### GIVEN TASK
Your copy of the material below should match it exactly, except that it holds no pictures.

### DATA
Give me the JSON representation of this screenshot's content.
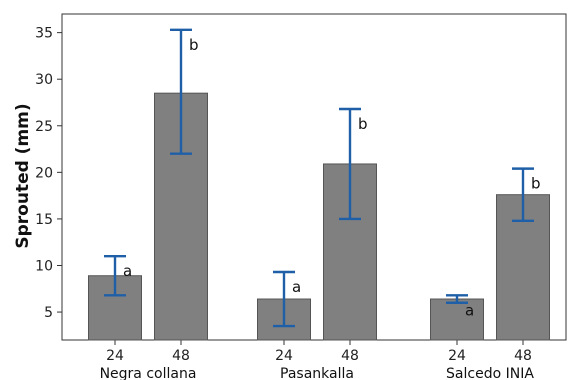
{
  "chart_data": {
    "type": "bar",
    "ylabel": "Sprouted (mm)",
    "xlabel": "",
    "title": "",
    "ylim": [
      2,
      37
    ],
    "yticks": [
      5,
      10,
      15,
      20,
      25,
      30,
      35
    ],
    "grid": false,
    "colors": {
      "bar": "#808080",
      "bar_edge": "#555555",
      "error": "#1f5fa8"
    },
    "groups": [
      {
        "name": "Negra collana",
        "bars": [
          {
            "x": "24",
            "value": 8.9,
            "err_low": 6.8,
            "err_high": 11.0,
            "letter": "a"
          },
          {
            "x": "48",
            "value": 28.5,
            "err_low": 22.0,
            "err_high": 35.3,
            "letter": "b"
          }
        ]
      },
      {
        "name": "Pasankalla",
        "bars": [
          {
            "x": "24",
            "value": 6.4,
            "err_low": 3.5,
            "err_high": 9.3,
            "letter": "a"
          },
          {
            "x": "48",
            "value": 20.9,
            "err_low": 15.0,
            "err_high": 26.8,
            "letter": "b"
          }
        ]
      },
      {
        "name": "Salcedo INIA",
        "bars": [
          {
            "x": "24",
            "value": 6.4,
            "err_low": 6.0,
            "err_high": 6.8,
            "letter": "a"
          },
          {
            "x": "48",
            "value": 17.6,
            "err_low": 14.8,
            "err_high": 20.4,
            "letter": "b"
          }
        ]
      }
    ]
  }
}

### CORRECT RESPONSE
Give me the JSON representation of this screenshot's content.
{
  "chart_data": {
    "type": "bar",
    "ylabel": "Sprouted (mm)",
    "xlabel": "",
    "title": "",
    "ylim": [
      2,
      37
    ],
    "yticks": [
      5,
      10,
      15,
      20,
      25,
      30,
      35
    ],
    "grid": false,
    "colors": {
      "bar": "#808080",
      "bar_edge": "#555555",
      "error": "#1f5fa8"
    },
    "groups": [
      {
        "name": "Negra collana",
        "bars": [
          {
            "x": "24",
            "value": 8.9,
            "err_low": 6.8,
            "err_high": 11.0,
            "letter": "a"
          },
          {
            "x": "48",
            "value": 28.5,
            "err_low": 22.0,
            "err_high": 35.3,
            "letter": "b"
          }
        ]
      },
      {
        "name": "Pasankalla",
        "bars": [
          {
            "x": "24",
            "value": 6.4,
            "err_low": 3.5,
            "err_high": 9.3,
            "letter": "a"
          },
          {
            "x": "48",
            "value": 20.9,
            "err_low": 15.0,
            "err_high": 26.8,
            "letter": "b"
          }
        ]
      },
      {
        "name": "Salcedo INIA",
        "bars": [
          {
            "x": "24",
            "value": 6.4,
            "err_low": 6.0,
            "err_high": 6.8,
            "letter": "a"
          },
          {
            "x": "48",
            "value": 17.6,
            "err_low": 14.8,
            "err_high": 20.4,
            "letter": "b"
          }
        ]
      }
    ]
  }
}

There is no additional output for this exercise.